### Source

○ ○ ○ ○ ○ ○ ○

Integrated Electrical Services Reports Improved Fiscal 2014 Third Quarter Results

Aug 11, 2014 at 4:20 PM EDT

HOUSTON, Aug. 11, 2014 (GLOBE NEWSWIRE) -- Integrated Electrical Services, Inc. (or "IES") (Nasdaq:IESC) today announced financial results for its fiscal 2014 third quarter.

THIRD QUARTER 2014 FINANCIAL HIGHLIGHTS

  • Operating cash flow of $3.1 million for the third quarter of 2014, an increase of $0.5 million from the third quarter of 2013
  • Gross margins for the quarter improved to 16.6% of revenue as compared to gross margins of 12.9% of revenue for the third quarter of 2013
  • Net income from continuing operations of $2.8 million for the third quarter of 2014, or $0.15 per share
  • Adjusted EBITDA (a non-GAAP financial measure, as defined below) of $4.3 million for the third quarter of 2014, an increase of $3.0 million compared with the third quarter of 2013
  • Backlog was approximately $246 million at June 30, 2014, a $27 million increase from March 31, 2014

MANAGEMENT COMMENTARY

James Lindstrom, Chairman and Chief Executive Officer, stated, "IES's expanded third quarter operating margin of 2.6% and return on equity* of 17.7% were the highest levels in over five years. Gradually improving industry dynamics, a focus on operational execution across our portfolio and the prudent management of invested capital contributed significantly to these improved results. We remain focused on continuing to improve our financial performance and pursue acquisition candidates that meet our investment criteria."

Robert Lewey, IES's Chief Financial Officer, added, "Our Communications and Residential divisions' third quarter revenue, gross margins and cash flow outperformed our expectations, which subsequently contributed to an increase in our incentive compensation costs versus the second quarter of 2014. We were also pleased to have another quarter of increased backlog, led by our Commercial & Industrial division."

○ ○ ○ ○ ○ ○ ○

### Data entries
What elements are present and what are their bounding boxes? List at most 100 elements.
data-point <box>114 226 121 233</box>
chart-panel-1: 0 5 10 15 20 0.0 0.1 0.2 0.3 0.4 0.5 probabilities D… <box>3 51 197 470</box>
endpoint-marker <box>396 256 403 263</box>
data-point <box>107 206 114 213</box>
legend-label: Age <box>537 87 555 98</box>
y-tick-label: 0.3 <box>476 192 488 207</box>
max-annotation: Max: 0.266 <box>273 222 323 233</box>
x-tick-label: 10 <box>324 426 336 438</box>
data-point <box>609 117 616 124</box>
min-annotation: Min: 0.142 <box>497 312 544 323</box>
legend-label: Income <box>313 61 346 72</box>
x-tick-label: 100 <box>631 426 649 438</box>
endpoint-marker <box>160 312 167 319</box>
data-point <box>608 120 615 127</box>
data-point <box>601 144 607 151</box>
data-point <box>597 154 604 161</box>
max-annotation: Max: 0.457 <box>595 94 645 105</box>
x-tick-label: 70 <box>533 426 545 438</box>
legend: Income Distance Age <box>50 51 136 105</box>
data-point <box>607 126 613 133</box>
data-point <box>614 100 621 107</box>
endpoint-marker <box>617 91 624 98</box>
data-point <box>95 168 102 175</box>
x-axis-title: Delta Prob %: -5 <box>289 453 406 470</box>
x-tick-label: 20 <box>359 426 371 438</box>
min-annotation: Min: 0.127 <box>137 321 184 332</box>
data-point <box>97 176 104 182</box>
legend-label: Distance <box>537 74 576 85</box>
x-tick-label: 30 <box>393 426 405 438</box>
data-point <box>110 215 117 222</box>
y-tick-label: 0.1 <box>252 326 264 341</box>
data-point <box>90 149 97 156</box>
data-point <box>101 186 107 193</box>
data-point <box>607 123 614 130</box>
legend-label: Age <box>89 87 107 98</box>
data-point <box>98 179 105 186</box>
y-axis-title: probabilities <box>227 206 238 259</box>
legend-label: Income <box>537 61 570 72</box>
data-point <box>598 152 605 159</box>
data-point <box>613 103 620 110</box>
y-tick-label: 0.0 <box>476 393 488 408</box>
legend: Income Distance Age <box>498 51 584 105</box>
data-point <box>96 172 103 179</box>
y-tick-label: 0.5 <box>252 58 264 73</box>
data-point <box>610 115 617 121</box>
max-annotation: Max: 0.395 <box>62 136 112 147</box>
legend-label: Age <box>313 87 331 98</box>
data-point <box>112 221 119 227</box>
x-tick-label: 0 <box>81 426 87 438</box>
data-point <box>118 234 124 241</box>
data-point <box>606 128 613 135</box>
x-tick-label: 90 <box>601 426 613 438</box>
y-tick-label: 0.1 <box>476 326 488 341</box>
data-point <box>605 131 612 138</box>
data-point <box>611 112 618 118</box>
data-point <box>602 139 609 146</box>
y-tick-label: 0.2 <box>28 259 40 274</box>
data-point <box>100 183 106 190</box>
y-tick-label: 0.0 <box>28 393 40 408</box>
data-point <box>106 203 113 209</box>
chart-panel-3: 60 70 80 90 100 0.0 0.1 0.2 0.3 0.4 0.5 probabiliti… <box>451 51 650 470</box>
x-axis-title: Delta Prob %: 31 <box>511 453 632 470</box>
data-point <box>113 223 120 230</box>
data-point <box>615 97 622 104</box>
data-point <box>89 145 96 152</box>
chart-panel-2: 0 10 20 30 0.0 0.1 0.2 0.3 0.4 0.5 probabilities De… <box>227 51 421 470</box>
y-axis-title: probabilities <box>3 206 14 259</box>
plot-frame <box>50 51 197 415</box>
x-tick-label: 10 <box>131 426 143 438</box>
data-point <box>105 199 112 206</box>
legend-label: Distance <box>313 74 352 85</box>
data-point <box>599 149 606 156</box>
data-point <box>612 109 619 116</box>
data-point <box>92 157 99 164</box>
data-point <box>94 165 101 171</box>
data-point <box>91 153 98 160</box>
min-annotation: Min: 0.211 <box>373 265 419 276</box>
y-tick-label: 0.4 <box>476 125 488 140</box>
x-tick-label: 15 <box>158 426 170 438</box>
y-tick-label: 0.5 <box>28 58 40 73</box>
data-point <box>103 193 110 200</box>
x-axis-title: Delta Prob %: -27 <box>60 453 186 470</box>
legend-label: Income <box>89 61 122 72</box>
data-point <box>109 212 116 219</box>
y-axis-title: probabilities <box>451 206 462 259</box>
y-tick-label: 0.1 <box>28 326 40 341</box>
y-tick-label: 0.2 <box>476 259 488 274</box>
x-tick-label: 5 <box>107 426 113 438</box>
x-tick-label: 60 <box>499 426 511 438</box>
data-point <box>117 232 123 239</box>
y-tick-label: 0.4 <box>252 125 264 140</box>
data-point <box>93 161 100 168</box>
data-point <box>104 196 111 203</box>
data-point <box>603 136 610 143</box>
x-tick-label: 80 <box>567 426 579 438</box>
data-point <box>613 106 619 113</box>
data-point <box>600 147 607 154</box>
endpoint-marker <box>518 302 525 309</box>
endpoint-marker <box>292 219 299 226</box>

○ ○ ○ ○ ○ ○ ○

### Brief 1
Using the press release on IES's fiscal 2014 third-quarter results, decide whether each statement agrees with it. Answer yes or no for each and quote the words from the release that settle it.
(a) Backlog at June 30, 2014 was about $246 million.
(b) Gross margins for the third quarter of 2013 were 16.6% of revenue.
(c) The rise in backlog was led by the Residential division.
### Brief 2
Pick up the press release on IES's fiscal 2014 third-quarter results after its final paragraph and write the next section.

### Answer 1
(a) Yes: "Backlog was approximately $246 million at June 30, 2014"
(b) No: "gross margins of 12.9% of revenue for the third quarter of 2013"
(c) No: "another quarter of increased backlog, led by our Commercial & Industrial division"

### Answer 2
NET OPERATING LOSS (NOL)

The Company estimates that it has available NOL carryforwards for U.S. federal income tax purposes of approximately $466 million at September 30, 2013. The Company's common stock is subject to a Rights Plan dated January 28, 2013 intended to assist in limiting the number of 5% or more owners and thus reduce the risk of a possible "change of ownership" under Section 382 of the Internal Revenue Code. Any such "change of ownership" under these rules would limit or eliminate the ability of the Company to use its existing NOLs for federal income tax purposes. There is no guaranty, however, that the Rights Plan will achieve the objective of preserving the value or realization of the NOLs.

RIGHTS OFFERING

On August 7, 2014, the Company completed its previously announced $20 million rights offering. Because the subscription price of the rights, which was set at $5.20 per share, represented a discount to the market price of the common stock at closing of the offering, the rights offering was deemed to contain a bonus element that is similar to a stock dividend. This required the Company to adjust the weighted average number of common shares used to calculate basic and diluted earnings per share in prior periods retrospectively by a factor of 1.0340. The use of this factor decreased net income from continuing operations per share by $0.01.

NON-GAAP FINANCIAL MEASURES AND OTHER ADJUSTMENTS

This press release includes certain financial measures that are not calculated in accordance with generally accepted accounting principles in the U.S. ("GAAP"). Management believes that these measures provide useful information to our investors by reflecting additional ways to view aspects of the Company's operations that, when reconciled to the corresponding GAAP measures, help our investors to better identify underlying trends in our business and facilitate easier comparisons of our financial performance with prior and future periods and to our peers. Non-GAAP financial measures should not be considered in isolation from, or as a substitute for, financial information calculated in accordance with GAAP. Investors are encouraged to review the reconciliation of these non-GAAP measures to their most directly comparable GAAP financial measures. A reconciliation of the non-GAAP financial measures presented above to GAAP results has been provided in the financial tables included in this press release.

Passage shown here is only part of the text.